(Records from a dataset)
=-=-=-=-=
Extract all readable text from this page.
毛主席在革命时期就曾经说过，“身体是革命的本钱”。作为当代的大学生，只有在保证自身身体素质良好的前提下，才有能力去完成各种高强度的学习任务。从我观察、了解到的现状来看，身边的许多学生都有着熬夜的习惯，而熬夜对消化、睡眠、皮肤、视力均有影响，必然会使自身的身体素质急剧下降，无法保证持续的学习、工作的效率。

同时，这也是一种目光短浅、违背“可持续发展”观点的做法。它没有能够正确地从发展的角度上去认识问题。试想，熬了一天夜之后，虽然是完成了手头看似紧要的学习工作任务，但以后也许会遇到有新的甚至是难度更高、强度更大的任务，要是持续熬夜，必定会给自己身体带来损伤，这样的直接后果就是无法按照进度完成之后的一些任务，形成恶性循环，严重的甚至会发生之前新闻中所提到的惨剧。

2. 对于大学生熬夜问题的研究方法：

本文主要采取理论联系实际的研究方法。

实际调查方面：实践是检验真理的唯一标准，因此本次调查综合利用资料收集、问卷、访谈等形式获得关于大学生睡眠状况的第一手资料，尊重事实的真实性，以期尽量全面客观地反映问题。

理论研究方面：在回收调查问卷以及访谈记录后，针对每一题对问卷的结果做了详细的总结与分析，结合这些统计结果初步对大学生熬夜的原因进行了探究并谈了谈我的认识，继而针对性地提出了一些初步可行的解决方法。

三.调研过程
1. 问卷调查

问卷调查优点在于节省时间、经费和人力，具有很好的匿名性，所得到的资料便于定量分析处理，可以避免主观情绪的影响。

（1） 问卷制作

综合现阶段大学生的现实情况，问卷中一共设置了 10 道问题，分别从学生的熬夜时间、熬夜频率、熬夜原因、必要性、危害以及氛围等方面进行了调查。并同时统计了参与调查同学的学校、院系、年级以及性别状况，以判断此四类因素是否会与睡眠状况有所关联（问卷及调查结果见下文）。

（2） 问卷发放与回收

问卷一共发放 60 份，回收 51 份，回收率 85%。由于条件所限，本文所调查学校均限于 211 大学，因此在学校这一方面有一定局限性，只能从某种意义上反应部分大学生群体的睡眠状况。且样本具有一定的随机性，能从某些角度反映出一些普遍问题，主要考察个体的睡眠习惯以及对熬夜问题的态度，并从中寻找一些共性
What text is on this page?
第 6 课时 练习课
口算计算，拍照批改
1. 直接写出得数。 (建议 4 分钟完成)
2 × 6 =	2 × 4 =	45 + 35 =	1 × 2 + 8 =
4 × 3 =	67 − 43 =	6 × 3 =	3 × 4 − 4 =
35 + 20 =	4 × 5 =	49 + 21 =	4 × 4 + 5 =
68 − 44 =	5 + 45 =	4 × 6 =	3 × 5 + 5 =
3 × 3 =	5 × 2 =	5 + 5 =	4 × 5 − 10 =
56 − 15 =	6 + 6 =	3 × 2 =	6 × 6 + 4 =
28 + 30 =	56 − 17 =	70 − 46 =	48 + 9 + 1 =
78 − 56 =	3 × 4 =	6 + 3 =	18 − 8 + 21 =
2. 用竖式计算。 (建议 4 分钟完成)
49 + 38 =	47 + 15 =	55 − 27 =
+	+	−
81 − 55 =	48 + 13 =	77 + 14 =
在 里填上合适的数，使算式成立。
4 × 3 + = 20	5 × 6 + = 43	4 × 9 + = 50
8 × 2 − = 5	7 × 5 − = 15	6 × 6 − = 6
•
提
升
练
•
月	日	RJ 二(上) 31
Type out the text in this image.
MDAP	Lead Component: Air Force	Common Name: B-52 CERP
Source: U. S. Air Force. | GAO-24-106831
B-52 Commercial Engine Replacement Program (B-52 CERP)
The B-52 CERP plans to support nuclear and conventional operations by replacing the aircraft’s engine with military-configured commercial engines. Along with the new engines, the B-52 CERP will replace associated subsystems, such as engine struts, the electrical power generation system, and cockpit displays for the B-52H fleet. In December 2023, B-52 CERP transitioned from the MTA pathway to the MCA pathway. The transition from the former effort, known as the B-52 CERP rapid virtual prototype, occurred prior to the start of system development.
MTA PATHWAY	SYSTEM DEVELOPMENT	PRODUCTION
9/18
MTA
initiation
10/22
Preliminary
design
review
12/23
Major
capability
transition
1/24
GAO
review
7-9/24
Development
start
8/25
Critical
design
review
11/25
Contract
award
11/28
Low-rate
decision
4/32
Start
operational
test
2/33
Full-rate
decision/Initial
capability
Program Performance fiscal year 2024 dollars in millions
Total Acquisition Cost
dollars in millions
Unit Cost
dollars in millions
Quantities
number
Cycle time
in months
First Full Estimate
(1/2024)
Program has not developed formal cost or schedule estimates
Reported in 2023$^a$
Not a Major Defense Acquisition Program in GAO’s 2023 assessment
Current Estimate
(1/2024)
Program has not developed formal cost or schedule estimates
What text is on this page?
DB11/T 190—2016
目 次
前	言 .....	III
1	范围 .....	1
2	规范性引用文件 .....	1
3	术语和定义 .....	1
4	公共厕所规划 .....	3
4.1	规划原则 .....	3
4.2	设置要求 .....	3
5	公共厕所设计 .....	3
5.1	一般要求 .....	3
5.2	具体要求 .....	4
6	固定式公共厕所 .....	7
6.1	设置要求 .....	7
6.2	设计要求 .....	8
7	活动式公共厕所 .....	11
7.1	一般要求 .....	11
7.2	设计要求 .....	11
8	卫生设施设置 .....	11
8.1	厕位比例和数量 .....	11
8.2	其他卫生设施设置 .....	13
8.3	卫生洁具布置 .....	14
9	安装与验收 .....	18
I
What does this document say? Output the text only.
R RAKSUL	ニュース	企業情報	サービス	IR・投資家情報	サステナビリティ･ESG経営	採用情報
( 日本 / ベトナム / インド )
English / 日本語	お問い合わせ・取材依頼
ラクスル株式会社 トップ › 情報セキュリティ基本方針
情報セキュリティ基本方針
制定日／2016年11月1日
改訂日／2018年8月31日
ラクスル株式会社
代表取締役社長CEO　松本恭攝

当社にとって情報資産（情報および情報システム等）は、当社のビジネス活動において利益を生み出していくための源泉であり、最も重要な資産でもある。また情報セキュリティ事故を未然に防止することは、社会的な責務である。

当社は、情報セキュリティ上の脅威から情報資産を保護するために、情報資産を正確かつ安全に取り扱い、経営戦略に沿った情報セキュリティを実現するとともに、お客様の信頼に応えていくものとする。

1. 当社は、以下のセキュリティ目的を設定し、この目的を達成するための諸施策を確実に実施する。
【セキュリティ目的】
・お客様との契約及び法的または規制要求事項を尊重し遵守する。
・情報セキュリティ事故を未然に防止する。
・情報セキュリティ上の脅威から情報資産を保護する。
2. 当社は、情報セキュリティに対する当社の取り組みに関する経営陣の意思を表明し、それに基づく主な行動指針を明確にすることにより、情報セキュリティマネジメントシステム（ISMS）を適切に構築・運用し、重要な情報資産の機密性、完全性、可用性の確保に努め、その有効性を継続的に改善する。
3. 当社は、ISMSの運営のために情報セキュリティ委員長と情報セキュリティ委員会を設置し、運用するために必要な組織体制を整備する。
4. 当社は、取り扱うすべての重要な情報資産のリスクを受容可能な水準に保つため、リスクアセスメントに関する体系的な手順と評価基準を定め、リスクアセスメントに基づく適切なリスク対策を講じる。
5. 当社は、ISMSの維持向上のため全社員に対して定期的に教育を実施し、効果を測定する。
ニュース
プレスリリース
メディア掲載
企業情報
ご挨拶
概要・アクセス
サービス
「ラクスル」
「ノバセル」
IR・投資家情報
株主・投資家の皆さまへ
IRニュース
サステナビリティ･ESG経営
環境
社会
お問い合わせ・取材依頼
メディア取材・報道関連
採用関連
=-=-=-=-=
-- EXERCISE INSTRUCTIONS --
Write out the data again, exactly and in full.

-- WRITTEN RESPONSE --
Extract all readable text from this page.
毛主席在革命时期就曾经说过，“身体是革命的本钱”。作为当代的大学生，只有在保证自身身体素质良好的前提下，才有能力去完成各种高强度的学习任务。从我观察、了解到的现状来看，身边的许多学生都有着熬夜的习惯，而熬夜对消化、睡眠、皮肤、视力均有影响，必然会使自身的身体素质急剧下降，无法保证持续的学习、工作的效率。

同时，这也是一种目光短浅、违背“可持续发展”观点的做法。它没有能够正确地从发展的角度上去认识问题。试想，熬了一天夜之后，虽然是完成了手头看似紧要的学习工作任务，但以后也许会遇到有新的甚至是难度更高、强度更大的任务，要是持续熬夜，必定会给自己身体带来损伤，这样的直接后果就是无法按照进度完成之后的一些任务，形成恶性循环，严重的甚至会发生之前新闻中所提到的惨剧。

2. 对于大学生熬夜问题的研究方法：

本文主要采取理论联系实际的研究方法。

实际调查方面：实践是检验真理的唯一标准，因此本次调查综合利用资料收集、问卷、访谈等形式获得关于大学生睡眠状况的第一手资料，尊重事实的真实性，以期尽量全面客观地反映问题。

理论研究方面：在回收调查问卷以及访谈记录后，针对每一题对问卷的结果做了详细的总结与分析，结合这些统计结果初步对大学生熬夜的原因进行了探究并谈了谈我的认识，继而针对性地提出了一些初步可行的解决方法。

三.调研过程
1. 问卷调查

问卷调查优点在于节省时间、经费和人力，具有很好的匿名性，所得到的资料便于定量分析处理，可以避免主观情绪的影响。

（1） 问卷制作

综合现阶段大学生的现实情况，问卷中一共设置了 10 道问题，分别从学生的熬夜时间、熬夜频率、熬夜原因、必要性、危害以及氛围等方面进行了调查。并同时统计了参与调查同学的学校、院系、年级以及性别状况，以判断此四类因素是否会与睡眠状况有所关联（问卷及调查结果见下文）。

（2） 问卷发放与回收

问卷一共发放 60 份，回收 51 份，回收率 85%。由于条件所限，本文所调查学校均限于 211 大学，因此在学校这一方面有一定局限性，只能从某种意义上反应部分大学生群体的睡眠状况。且样本具有一定的随机性，能从某些角度反映出一些普遍问题，主要考察个体的睡眠习惯以及对熬夜问题的态度，并从中寻找一些共性
What text is on this page?
第 6 课时 练习课
口算计算，拍照批改
1. 直接写出得数。 (建议 4 分钟完成)
2 × 6 =	2 × 4 =	45 + 35 =	1 × 2 + 8 =
4 × 3 =	67 − 43 =	6 × 3 =	3 × 4 − 4 =
35 + 20 =	4 × 5 =	49 + 21 =	4 × 4 + 5 =
68 − 44 =	5 + 45 =	4 × 6 =	3 × 5 + 5 =
3 × 3 =	5 × 2 =	5 + 5 =	4 × 5 − 10 =
56 − 15 =	6 + 6 =	3 × 2 =	6 × 6 + 4 =
28 + 30 =	56 − 17 =	70 − 46 =	48 + 9 + 1 =
78 − 56 =	3 × 4 =	6 + 3 =	18 − 8 + 21 =
2. 用竖式计算。 (建议 4 分钟完成)
49 + 38 =	47 + 15 =	55 − 27 =
+	+	−
81 − 55 =	48 + 13 =	77 + 14 =
在 里填上合适的数，使算式成立。
4 × 3 + = 20	5 × 6 + = 43	4 × 9 + = 50
8 × 2 − = 5	7 × 5 − = 15	6 × 6 − = 6
•
提
升
练
•
月	日	RJ 二(上) 31
Type out the text in this image.
MDAP	Lead Component: Air Force	Common Name: B-52 CERP
Source: U. S. Air Force. | GAO-24-106831
B-52 Commercial Engine Replacement Program (B-52 CERP)
The B-52 CERP plans to support nuclear and conventional operations by replacing the aircraft’s engine with military-configured commercial engines. Along with the new engines, the B-52 CERP will replace associated subsystems, such as engine struts, the electrical power generation system, and cockpit displays for the B-52H fleet. In December 2023, B-52 CERP transitioned from the MTA pathway to the MCA pathway. The transition from the former effort, known as the B-52 CERP rapid virtual prototype, occurred prior to the start of system development.
MTA PATHWAY	SYSTEM DEVELOPMENT	PRODUCTION
9/18
MTA
initiation
10/22
Preliminary
design
review
12/23
Major
capability
transition
1/24
GAO
review
7-9/24
Development
start
8/25
Critical
design
review
11/25
Contract
award
11/28
Low-rate
decision
4/32
Start
operational
test
2/33
Full-rate
decision/Initial
capability
Program Performance fiscal year 2024 dollars in millions
Total Acquisition Cost
dollars in millions
Unit Cost
dollars in millions
Quantities
number
Cycle time
in months
First Full Estimate
(1/2024)
Program has not developed formal cost or schedule estimates
Reported in 2023$^a$
Not a Major Defense Acquisition Program in GAO’s 2023 assessment
Current Estimate
(1/2024)
Program has not developed formal cost or schedule estimates
What text is on this page?
DB11/T 190—2016
目 次
前	言 .....	III
1	范围 .....	1
2	规范性引用文件 .....	1
3	术语和定义 .....	1
4	公共厕所规划 .....	3
4.1	规划原则 .....	3
4.2	设置要求 .....	3
5	公共厕所设计 .....	3
5.1	一般要求 .....	3
5.2	具体要求 .....	4
6	固定式公共厕所 .....	7
6.1	设置要求 .....	7
6.2	设计要求 .....	8
7	活动式公共厕所 .....	11
7.1	一般要求 .....	11
7.2	设计要求 .....	11
8	卫生设施设置 .....	11
8.1	厕位比例和数量 .....	11
8.2	其他卫生设施设置 .....	13
8.3	卫生洁具布置 .....	14
9	安装与验收 .....	18
I
What does this document say? Output the text only.
R RAKSUL	ニュース	企業情報	サービス	IR・投資家情報	サステナビリティ･ESG経営	採用情報
( 日本 / ベトナム / インド )
English / 日本語	お問い合わせ・取材依頼
ラクスル株式会社 トップ › 情報セキュリティ基本方針
情報セキュリティ基本方針
制定日／2016年11月1日
改訂日／2018年8月31日
ラクスル株式会社
代表取締役社長CEO　松本恭攝

当社にとって情報資産（情報および情報システム等）は、当社のビジネス活動において利益を生み出していくための源泉であり、最も重要な資産でもある。また情報セキュリティ事故を未然に防止することは、社会的な責務である。

当社は、情報セキュリティ上の脅威から情報資産を保護するために、情報資産を正確かつ安全に取り扱い、経営戦略に沿った情報セキュリティを実現するとともに、お客様の信頼に応えていくものとする。

1. 当社は、以下のセキュリティ目的を設定し、この目的を達成するための諸施策を確実に実施する。
【セキュリティ目的】
・お客様との契約及び法的または規制要求事項を尊重し遵守する。
・情報セキュリティ事故を未然に防止する。
・情報セキュリティ上の脅威から情報資産を保護する。
2. 当社は、情報セキュリティに対する当社の取り組みに関する経営陣の意思を表明し、それに基づく主な行動指針を明確にすることにより、情報セキュリティマネジメントシステム（ISMS）を適切に構築・運用し、重要な情報資産の機密性、完全性、可用性の確保に努め、その有効性を継続的に改善する。
3. 当社は、ISMSの運営のために情報セキュリティ委員長と情報セキュリティ委員会を設置し、運用するために必要な組織体制を整備する。
4. 当社は、取り扱うすべての重要な情報資産のリスクを受容可能な水準に保つため、リスクアセスメントに関する体系的な手順と評価基準を定め、リスクアセスメントに基づく適切なリスク対策を講じる。
5. 当社は、ISMSの維持向上のため全社員に対して定期的に教育を実施し、効果を測定する。
ニュース
プレスリリース
メディア掲載
企業情報
ご挨拶
概要・アクセス
サービス
「ラクスル」
「ノバセル」
IR・投資家情報
株主・投資家の皆さまへ
IRニュース
サステナビリティ･ESG経営
環境
社会
お問い合わせ・取材依頼
メディア取材・報道関連
採用関連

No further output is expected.